EXCERPTED TEXT: Begin

Testimony on the rental community that developer AvalonBay is contracted to build at the former site of the University Medical Center continued on November 15 at a meeting of the Regional Planning Board. Postponements caused by Superstorm Sandy and a glitch in the recording equipment at the previous meeting, requiring some rehashing of testimony, slowed down the proceedings.
And time is of the essence. The Board has until December 15 to rule on the application, a deadline that AvalonBay senior vice president Ron Ladell has said will not be extended. Meetings on December 6, 10, and 13 will be devoted to further discussion of the proposed development, the Board decided at the packed gathering last week.
Many residents have expressed concerns about the environmental impact and design standards of the 280-unit development [see related stories on this page]. As described by Mr. Ladell and architect Jonathan Metz of the firm Perkins Eastman, the four-to-five story building is designed to have two courtyards, one of which is open to the public and the other which would be closed off for security reasons.
“We looked at the building as sitting in a garden,” said Mr. Metz. “One of our aims was to restore green space, to make the building interact with green space.”
Critics of the plan have said that it creates a gated community. At the previous meeting, Planner Marvin Reed said that original discussions about the site with the hospital administration provided for at least two parks to be part of the development. Mr. Ladell cited safety issues with the pool that is part of the design as a reason for making the second park private. “This is the only area the public isn’t allowed into,” he said.
Mr. Reed reiterated his point. “We had a lot of discussion about open space, where residents and neighbors would intermingle,” he said. After asking the architect to show the dimensions of the public courtyard — 96 by 110 feet — he said, “There seems to be a discrepancy between my imagination and the ordinance. I thought there would be more open space. Somehow what we thought was going to happen didn’t get codified.”
Asked by Planning Board vice-chair Gail Ullman how this development differs from others that AvalonBay has built across the country, Mr. Ladell said none have courtyards and this much open space. He added that the company has not previously had an opportunity to purchase a site with an existing parking garage, which this one has.
Mr. Metz described the apartment building as 48 feet at its highest point on one side, and 32.5 feet high on the other. “In every category of the bulk zone regulations, it exceeds or complies,” he said.
Princeton Citizens for Sustainable Neighborhoods (PCSN), which has its own attorney and environmental consultant, has many questions and concerns about the project and AvalonBay’s resistance to hiring an independent environmental consultant.
“AvalonBay has not followed its own consultant’s recommendation for a subsurface investigation of sewer discharges, including those from the old septic system, and PCSN strongly believes that this testing should be done,” said PCSN member Alexi Assmus in an email this week. “The only soil and groundwater testing that Avalon has performed is adjacent to the five underground tanks.”

EXCERPTED TEXT: End

PROBLEM STATEMENT
In the article on the AvalonBay hearing, copy everything from "Mr. Metz described" down to "independent environmental consultant.", substituting "residential building" for "apartment building".

STUDY MATERIAL: Begin

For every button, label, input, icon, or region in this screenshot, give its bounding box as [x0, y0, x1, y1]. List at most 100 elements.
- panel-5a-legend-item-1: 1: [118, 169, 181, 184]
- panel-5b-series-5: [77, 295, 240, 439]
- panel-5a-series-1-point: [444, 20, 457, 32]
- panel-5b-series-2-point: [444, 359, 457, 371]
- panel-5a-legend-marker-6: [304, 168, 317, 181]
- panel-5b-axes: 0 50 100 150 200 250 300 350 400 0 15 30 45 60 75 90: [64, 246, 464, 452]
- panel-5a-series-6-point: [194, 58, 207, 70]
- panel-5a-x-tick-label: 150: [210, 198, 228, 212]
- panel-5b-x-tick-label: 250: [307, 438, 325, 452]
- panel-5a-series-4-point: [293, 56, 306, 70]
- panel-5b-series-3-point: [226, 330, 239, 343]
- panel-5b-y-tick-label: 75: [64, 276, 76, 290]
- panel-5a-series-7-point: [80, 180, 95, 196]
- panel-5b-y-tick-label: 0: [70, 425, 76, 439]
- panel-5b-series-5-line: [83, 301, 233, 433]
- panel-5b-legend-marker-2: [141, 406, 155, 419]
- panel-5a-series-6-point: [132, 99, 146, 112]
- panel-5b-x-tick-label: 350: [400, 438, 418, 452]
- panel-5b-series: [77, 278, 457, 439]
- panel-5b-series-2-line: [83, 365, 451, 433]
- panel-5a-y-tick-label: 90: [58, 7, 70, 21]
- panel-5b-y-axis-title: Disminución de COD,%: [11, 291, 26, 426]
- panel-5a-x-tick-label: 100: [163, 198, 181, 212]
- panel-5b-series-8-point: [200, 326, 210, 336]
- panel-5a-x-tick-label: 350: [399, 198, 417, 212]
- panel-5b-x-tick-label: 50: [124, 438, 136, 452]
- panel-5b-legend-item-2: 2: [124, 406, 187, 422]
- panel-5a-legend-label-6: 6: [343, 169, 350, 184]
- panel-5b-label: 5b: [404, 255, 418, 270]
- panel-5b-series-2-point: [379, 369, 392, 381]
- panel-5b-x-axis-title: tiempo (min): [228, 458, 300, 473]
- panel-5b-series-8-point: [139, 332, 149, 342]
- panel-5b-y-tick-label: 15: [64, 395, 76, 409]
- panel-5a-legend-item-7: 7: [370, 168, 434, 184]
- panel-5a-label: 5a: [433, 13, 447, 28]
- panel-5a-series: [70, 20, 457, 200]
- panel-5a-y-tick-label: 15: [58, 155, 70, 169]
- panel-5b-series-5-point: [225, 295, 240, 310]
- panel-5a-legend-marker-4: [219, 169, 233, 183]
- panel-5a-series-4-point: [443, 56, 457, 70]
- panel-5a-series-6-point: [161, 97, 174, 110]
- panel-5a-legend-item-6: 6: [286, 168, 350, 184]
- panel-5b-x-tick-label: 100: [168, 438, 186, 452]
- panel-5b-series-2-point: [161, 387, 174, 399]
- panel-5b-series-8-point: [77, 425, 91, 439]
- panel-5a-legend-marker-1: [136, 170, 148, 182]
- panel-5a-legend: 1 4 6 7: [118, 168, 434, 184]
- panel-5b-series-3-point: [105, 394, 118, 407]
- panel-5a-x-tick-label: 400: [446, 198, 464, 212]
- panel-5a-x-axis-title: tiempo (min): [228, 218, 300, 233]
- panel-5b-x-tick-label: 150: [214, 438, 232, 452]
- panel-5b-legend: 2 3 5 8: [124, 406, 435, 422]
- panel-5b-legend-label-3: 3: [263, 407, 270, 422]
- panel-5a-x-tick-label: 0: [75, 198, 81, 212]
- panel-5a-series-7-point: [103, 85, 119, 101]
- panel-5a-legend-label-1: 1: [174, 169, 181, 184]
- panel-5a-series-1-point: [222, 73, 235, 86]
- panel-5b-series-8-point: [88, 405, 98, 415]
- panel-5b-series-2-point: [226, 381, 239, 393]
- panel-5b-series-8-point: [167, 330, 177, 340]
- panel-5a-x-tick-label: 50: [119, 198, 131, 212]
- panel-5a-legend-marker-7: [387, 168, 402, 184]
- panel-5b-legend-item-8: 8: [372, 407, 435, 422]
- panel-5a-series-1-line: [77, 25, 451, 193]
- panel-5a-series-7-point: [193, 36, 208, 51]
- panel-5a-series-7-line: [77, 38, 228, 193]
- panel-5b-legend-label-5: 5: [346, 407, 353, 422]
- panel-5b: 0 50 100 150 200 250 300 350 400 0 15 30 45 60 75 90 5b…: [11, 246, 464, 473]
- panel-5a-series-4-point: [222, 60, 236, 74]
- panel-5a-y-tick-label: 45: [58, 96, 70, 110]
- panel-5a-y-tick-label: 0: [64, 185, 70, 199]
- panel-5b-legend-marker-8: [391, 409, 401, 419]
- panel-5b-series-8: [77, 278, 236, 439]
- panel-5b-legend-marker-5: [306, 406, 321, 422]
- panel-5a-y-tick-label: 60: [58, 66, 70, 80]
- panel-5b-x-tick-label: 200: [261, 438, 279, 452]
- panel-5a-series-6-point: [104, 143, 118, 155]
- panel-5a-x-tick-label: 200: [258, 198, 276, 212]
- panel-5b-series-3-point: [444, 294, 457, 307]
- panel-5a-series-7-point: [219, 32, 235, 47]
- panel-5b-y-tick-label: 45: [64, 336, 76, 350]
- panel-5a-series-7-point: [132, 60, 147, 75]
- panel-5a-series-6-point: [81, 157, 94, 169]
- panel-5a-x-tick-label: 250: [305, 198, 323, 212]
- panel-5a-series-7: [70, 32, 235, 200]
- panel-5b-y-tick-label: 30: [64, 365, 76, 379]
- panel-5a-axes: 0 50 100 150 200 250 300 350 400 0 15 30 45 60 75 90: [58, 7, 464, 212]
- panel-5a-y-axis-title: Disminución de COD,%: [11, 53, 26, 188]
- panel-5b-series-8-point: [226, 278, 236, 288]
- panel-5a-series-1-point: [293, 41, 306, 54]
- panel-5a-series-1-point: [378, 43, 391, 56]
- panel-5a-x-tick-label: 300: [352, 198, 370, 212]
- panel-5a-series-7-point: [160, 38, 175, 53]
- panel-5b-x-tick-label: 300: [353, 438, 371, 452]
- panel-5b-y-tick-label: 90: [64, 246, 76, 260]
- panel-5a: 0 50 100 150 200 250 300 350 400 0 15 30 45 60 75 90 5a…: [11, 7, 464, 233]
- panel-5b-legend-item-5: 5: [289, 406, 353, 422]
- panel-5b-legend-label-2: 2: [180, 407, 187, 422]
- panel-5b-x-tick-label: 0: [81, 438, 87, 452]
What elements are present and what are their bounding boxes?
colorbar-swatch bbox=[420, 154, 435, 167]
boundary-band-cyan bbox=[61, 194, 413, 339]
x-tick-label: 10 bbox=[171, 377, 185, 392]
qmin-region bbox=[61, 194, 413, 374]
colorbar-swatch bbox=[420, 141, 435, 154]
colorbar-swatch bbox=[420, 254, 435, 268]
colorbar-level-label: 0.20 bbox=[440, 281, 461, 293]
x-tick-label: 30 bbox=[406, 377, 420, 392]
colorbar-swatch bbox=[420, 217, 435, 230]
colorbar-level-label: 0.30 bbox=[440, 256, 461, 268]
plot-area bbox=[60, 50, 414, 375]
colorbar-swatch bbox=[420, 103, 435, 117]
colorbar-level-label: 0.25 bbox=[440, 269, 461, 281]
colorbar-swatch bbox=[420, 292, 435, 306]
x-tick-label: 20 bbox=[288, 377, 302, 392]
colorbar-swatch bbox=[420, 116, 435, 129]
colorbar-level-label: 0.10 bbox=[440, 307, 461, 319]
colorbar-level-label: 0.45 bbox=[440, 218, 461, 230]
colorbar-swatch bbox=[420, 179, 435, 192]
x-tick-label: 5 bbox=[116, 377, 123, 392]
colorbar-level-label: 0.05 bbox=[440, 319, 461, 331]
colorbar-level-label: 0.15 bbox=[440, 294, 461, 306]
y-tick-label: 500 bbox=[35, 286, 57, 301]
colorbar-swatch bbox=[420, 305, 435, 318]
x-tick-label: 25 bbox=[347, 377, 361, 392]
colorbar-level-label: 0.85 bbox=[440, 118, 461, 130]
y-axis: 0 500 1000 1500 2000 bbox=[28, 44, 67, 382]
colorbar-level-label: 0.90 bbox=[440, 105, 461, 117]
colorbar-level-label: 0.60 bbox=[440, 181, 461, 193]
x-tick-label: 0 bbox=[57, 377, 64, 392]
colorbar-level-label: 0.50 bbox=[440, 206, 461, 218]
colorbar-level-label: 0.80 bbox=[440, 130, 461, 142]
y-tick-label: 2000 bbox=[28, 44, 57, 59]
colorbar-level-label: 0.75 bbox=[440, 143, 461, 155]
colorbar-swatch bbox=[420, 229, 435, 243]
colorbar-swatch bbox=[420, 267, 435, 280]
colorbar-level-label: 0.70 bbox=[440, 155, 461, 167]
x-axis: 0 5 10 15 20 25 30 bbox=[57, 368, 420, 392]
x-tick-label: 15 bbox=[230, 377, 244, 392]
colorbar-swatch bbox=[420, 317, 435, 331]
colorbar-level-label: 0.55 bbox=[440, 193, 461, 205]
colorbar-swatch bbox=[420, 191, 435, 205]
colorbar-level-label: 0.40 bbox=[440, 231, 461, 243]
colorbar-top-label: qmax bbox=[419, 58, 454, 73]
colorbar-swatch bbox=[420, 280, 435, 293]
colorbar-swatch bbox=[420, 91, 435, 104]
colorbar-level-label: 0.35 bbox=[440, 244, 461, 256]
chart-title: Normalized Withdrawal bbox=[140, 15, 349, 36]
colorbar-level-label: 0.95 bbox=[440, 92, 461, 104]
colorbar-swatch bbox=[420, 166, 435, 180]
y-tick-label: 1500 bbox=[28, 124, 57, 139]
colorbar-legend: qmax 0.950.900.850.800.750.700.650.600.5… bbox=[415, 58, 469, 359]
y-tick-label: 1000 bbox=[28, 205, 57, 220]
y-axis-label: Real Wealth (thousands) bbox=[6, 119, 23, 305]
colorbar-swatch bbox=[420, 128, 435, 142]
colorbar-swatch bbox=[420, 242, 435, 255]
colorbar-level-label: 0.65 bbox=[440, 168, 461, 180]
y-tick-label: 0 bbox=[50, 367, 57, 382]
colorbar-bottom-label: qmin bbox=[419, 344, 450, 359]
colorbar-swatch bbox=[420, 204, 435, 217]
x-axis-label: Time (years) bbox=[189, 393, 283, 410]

STUDY MATERIAL: End

REPLY
Mr. Metz described the residential building as 48 feet at its highest point on one side, and 32.5 feet high on the other. “In every category of the bulk zone regulations, it exceeds or complies,” he said.
Princeton Citizens for Sustainable Neighborhoods (PCSN), which has its own attorney and environmental consultant, has many questions and concerns about the project and AvalonBay’s resistance to hiring an independent environmental consultant.